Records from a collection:

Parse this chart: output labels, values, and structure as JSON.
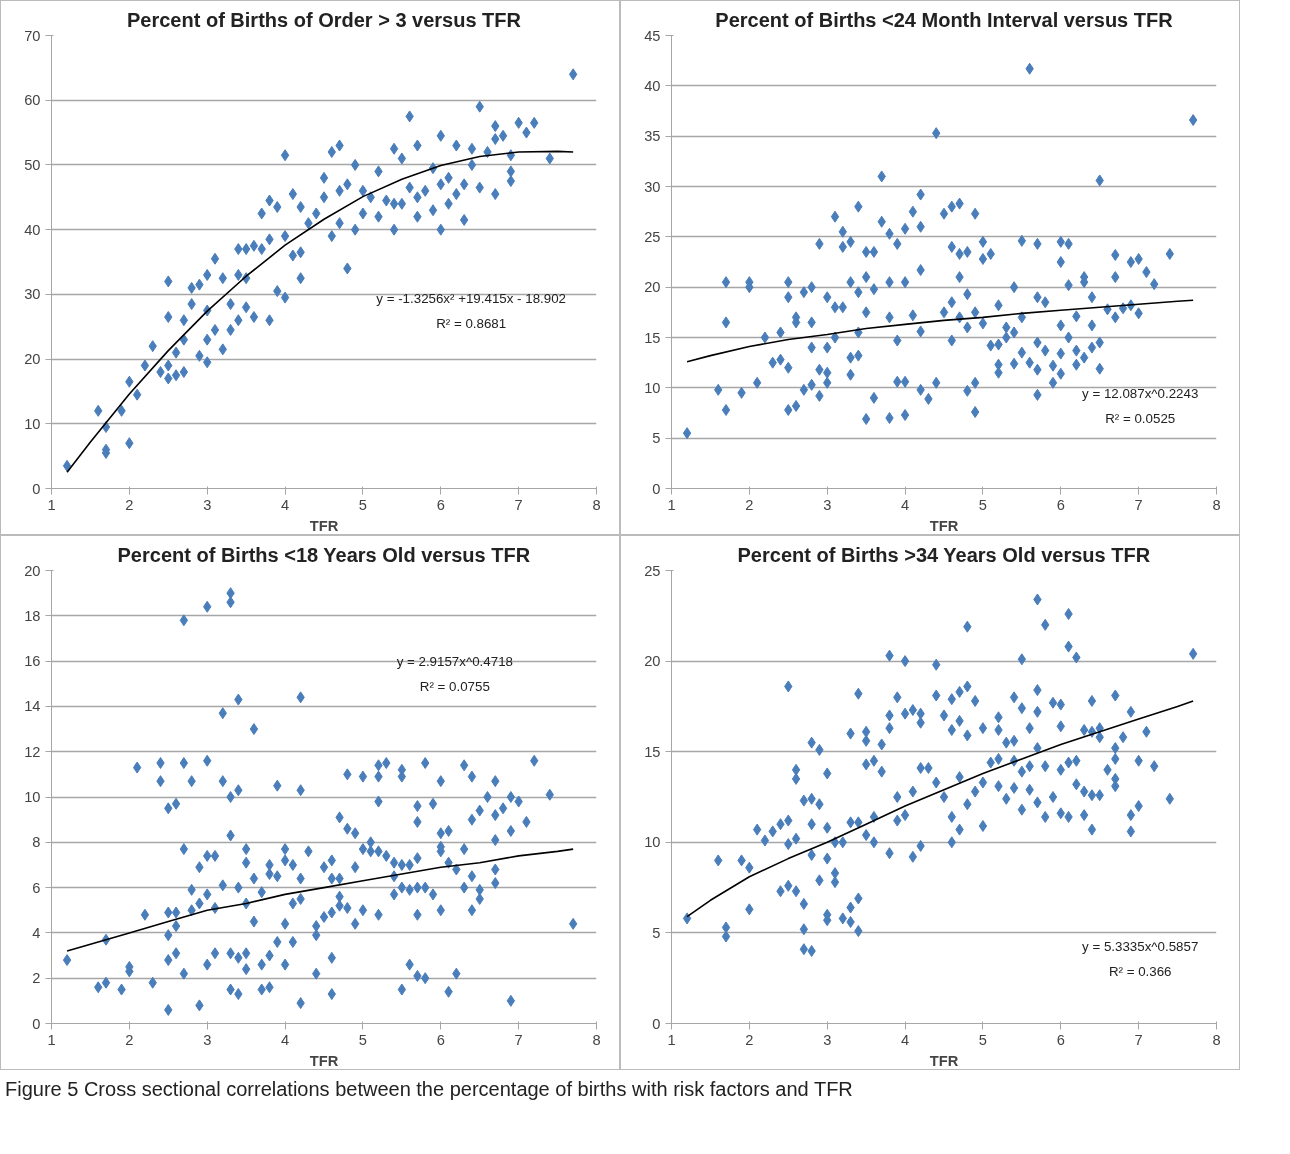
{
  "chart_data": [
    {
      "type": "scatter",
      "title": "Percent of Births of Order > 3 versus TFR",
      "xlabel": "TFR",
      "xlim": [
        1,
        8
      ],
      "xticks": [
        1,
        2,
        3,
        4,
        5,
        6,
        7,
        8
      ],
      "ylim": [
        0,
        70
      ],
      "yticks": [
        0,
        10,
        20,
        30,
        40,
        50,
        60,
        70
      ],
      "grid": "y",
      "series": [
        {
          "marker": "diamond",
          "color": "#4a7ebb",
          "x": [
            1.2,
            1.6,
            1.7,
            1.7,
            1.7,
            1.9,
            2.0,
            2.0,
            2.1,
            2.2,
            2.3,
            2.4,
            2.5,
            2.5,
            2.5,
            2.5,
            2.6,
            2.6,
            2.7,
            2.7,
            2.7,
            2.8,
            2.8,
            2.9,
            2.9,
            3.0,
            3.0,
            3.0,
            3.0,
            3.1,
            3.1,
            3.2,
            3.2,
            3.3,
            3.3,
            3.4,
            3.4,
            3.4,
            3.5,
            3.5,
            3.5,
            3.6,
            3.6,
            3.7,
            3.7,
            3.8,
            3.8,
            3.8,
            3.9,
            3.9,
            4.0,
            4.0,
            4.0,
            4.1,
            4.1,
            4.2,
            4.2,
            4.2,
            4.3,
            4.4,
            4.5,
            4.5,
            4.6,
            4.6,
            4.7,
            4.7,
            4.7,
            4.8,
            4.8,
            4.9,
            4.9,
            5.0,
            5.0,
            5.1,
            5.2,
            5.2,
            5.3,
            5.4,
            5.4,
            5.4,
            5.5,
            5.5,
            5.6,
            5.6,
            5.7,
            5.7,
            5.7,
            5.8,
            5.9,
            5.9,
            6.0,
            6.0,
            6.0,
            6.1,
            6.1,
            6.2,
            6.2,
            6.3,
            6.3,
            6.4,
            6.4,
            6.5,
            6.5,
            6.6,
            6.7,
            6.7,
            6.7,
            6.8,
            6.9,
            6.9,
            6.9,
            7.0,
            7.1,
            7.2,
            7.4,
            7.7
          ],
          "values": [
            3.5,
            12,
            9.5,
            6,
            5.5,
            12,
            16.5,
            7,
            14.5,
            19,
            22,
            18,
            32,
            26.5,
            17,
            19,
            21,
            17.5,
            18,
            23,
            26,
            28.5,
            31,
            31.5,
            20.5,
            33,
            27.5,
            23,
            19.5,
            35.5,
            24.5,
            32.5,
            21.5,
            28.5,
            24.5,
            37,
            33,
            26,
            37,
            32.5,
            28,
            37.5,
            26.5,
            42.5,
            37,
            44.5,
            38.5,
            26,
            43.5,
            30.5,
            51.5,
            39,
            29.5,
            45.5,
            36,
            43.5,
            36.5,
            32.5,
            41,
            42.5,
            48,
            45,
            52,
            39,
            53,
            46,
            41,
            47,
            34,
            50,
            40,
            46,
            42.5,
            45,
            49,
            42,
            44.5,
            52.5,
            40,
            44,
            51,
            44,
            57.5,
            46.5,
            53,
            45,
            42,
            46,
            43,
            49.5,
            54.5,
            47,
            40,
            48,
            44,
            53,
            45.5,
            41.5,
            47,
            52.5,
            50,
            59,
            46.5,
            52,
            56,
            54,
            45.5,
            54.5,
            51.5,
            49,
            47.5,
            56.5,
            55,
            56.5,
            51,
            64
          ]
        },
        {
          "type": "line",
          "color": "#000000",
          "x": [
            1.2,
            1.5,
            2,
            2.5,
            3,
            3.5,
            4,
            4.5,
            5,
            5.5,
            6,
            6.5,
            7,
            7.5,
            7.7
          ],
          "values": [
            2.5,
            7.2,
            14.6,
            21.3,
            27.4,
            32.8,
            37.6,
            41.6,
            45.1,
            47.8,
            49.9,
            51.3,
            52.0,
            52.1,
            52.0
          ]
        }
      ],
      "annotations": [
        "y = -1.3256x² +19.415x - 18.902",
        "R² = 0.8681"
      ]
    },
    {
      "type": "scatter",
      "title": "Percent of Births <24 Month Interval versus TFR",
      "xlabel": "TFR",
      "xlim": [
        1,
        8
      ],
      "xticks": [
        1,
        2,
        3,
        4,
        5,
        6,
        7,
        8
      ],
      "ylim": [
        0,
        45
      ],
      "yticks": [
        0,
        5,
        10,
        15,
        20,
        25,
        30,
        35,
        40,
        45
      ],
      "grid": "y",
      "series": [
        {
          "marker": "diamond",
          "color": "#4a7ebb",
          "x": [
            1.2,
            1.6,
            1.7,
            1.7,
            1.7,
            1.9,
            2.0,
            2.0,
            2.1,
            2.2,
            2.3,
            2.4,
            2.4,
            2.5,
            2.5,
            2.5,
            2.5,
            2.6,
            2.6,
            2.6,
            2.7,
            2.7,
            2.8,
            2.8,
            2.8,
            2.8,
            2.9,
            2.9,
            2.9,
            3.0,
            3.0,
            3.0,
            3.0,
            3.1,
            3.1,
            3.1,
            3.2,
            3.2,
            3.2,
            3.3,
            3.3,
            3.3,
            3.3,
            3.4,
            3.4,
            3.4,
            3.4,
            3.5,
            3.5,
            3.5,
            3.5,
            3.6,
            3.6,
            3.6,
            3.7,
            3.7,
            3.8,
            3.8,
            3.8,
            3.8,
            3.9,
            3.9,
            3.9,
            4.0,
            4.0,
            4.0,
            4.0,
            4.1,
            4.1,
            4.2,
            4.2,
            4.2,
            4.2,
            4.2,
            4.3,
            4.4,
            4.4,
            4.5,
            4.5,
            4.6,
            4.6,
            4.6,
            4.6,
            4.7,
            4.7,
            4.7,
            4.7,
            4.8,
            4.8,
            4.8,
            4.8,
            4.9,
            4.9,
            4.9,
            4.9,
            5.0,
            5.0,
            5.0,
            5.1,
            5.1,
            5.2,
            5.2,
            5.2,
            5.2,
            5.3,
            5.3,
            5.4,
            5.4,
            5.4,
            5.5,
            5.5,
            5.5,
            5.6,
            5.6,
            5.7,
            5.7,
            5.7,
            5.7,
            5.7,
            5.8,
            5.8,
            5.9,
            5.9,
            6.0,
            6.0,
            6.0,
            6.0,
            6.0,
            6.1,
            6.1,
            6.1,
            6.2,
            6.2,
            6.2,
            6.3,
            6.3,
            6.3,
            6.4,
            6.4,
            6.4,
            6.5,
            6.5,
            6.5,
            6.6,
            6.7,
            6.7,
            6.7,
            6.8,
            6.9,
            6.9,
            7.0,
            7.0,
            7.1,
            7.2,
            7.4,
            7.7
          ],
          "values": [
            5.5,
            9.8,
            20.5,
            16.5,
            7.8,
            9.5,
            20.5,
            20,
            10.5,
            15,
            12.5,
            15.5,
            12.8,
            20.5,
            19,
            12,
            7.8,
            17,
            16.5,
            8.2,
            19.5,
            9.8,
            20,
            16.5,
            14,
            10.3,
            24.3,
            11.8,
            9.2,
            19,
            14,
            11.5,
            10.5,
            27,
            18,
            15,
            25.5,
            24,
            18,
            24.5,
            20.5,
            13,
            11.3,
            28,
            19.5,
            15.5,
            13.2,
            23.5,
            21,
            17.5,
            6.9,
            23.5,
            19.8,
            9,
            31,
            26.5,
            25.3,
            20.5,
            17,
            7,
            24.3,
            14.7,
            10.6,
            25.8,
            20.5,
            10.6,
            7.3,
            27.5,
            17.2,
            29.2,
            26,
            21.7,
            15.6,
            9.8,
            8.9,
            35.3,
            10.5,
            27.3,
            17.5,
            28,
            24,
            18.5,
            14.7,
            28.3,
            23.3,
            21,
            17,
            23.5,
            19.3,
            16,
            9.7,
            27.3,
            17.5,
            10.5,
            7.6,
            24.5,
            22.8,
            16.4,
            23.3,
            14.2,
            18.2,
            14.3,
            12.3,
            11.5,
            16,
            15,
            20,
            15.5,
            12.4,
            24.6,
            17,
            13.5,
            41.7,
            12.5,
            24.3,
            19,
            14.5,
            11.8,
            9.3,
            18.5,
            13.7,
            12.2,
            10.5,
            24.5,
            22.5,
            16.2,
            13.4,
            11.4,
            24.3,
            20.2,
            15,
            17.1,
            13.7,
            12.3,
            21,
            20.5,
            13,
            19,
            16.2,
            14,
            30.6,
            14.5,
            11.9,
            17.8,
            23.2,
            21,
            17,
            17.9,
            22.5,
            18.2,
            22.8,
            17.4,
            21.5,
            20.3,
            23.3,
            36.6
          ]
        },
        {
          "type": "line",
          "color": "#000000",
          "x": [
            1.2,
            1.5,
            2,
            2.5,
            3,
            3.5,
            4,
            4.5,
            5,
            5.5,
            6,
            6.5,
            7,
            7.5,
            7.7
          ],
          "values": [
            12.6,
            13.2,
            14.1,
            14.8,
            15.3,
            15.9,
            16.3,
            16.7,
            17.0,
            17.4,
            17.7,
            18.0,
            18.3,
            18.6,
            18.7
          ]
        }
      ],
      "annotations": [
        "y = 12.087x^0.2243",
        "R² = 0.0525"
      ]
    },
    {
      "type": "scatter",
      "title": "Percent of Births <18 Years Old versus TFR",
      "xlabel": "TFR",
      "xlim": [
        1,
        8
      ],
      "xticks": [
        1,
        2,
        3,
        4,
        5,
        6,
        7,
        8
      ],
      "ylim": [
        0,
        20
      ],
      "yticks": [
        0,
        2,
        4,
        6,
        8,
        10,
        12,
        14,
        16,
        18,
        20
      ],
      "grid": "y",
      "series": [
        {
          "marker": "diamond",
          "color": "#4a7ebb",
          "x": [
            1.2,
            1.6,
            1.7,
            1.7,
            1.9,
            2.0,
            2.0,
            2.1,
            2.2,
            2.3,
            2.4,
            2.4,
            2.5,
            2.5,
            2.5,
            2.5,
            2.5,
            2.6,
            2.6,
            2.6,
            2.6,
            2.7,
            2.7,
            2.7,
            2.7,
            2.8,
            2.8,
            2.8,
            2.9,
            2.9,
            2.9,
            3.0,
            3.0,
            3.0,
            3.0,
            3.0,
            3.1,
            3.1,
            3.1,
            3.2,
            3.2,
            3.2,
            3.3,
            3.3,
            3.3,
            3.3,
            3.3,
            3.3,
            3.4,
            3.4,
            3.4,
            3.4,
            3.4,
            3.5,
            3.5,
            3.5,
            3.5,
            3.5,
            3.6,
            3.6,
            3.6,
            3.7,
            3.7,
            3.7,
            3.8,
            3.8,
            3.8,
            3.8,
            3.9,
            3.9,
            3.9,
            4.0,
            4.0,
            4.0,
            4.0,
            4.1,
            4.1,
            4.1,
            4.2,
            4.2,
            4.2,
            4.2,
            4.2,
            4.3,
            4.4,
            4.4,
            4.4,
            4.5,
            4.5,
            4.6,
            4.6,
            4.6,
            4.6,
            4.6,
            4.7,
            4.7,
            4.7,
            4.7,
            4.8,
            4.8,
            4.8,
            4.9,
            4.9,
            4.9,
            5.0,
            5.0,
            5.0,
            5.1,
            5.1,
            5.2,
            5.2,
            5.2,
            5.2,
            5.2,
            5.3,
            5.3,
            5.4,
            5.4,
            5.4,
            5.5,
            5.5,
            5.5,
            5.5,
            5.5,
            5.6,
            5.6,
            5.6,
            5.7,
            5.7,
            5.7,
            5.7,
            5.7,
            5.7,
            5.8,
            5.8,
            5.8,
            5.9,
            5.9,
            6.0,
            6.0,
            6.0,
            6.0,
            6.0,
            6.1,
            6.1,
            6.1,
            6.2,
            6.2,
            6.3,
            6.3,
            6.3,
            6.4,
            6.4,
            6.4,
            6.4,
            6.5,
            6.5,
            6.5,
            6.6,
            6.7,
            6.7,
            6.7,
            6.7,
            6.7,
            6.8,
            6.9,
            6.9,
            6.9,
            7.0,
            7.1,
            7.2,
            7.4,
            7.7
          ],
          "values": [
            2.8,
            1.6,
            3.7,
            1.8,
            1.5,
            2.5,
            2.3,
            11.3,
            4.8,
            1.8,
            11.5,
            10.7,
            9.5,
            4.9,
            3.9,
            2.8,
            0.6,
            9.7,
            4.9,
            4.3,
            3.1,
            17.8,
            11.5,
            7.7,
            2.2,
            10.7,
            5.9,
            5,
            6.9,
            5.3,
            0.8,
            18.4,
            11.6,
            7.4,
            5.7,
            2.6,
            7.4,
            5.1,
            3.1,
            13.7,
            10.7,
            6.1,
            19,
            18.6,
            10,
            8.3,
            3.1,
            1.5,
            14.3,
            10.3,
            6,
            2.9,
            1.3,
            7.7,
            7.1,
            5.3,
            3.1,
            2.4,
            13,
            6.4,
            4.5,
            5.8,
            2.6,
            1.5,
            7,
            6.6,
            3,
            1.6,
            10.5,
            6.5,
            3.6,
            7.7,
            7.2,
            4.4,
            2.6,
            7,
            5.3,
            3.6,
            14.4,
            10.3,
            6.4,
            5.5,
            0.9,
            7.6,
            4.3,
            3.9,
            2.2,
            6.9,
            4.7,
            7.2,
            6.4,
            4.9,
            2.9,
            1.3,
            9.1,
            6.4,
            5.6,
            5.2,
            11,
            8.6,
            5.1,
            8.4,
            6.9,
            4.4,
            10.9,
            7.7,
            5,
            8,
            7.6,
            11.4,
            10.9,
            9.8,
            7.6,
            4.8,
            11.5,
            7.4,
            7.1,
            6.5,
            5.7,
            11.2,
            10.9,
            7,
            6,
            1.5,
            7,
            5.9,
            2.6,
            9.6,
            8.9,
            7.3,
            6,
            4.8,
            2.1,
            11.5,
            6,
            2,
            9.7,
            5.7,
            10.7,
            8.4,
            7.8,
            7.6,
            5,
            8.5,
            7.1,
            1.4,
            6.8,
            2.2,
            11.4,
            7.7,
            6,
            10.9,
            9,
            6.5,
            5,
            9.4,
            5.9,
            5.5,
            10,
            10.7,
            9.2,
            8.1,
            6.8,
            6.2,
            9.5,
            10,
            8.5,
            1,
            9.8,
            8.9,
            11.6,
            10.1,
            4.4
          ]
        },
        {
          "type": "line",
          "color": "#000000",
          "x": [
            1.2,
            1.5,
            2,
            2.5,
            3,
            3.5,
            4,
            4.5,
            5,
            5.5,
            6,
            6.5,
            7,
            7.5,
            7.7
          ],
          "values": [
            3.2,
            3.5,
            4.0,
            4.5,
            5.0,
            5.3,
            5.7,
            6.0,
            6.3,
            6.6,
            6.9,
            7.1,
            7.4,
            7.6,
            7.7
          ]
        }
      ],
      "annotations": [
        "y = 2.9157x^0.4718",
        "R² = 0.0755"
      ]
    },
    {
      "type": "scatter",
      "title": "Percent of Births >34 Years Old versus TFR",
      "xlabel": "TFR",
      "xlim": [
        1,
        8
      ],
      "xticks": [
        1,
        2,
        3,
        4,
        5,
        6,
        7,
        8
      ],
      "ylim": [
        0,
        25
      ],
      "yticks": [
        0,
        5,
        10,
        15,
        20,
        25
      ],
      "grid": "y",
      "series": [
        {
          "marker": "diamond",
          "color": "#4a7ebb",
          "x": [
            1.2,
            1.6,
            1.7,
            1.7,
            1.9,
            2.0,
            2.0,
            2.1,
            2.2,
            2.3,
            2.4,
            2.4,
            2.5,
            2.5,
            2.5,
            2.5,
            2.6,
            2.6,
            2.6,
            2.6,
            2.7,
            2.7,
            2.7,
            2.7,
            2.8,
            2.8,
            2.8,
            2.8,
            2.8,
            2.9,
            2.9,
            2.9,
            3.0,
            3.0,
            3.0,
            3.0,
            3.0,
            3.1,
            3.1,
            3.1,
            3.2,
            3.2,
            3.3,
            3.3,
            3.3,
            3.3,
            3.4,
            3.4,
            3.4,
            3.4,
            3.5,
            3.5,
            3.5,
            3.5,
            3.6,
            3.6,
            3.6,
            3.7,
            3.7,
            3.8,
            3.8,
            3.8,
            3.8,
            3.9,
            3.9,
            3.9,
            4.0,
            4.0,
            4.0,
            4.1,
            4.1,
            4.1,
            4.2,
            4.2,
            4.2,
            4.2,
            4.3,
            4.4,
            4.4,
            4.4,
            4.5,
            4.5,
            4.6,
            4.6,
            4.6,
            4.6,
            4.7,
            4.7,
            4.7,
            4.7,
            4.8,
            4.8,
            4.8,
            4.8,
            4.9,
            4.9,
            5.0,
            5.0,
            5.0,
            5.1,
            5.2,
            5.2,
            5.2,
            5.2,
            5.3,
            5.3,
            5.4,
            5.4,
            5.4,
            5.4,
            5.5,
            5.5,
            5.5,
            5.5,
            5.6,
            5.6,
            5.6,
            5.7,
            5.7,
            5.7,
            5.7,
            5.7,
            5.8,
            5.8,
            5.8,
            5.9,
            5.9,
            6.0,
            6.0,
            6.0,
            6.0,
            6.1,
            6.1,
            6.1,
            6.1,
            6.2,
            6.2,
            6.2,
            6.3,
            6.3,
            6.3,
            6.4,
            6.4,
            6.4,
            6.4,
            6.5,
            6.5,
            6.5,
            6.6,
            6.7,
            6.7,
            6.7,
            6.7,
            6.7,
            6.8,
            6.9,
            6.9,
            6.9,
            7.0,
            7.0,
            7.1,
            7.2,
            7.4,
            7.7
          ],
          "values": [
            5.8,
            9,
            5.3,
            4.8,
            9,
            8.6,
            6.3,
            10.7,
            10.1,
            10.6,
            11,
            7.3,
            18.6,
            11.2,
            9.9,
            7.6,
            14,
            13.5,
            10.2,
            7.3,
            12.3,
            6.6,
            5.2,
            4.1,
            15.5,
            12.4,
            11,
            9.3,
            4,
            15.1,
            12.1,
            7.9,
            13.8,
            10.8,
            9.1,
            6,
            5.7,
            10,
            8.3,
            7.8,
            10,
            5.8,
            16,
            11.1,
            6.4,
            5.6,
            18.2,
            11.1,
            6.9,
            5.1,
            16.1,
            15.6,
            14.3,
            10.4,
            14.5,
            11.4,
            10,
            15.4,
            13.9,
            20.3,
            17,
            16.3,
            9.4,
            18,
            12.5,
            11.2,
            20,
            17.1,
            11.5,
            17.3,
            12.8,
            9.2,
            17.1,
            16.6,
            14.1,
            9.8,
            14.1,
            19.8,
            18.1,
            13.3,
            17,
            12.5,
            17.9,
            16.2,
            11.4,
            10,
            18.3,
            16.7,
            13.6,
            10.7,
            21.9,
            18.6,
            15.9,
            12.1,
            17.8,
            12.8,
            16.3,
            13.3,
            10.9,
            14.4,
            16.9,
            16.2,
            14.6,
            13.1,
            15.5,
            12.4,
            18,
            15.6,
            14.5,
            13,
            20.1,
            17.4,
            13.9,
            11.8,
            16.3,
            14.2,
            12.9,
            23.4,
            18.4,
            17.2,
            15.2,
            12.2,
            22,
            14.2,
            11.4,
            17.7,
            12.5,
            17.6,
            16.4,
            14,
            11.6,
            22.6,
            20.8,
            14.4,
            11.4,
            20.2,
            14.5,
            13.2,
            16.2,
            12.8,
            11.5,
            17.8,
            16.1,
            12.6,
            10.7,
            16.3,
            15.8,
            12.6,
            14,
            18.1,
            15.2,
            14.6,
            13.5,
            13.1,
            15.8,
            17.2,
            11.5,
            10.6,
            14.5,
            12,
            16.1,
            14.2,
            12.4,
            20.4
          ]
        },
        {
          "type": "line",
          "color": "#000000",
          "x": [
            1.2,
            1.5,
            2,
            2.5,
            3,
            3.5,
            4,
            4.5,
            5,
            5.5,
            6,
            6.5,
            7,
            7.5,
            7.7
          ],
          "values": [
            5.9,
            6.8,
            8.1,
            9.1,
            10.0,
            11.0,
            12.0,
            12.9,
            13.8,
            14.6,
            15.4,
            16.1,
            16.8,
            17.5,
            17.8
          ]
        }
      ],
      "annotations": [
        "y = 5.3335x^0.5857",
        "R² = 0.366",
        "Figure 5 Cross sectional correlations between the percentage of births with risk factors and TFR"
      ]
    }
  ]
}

(REQUIREMENTS)
Determine the number of lines in the listing that contain the string "versus". Write that number and nothing else.

(EXERCISE SOLUTION)
4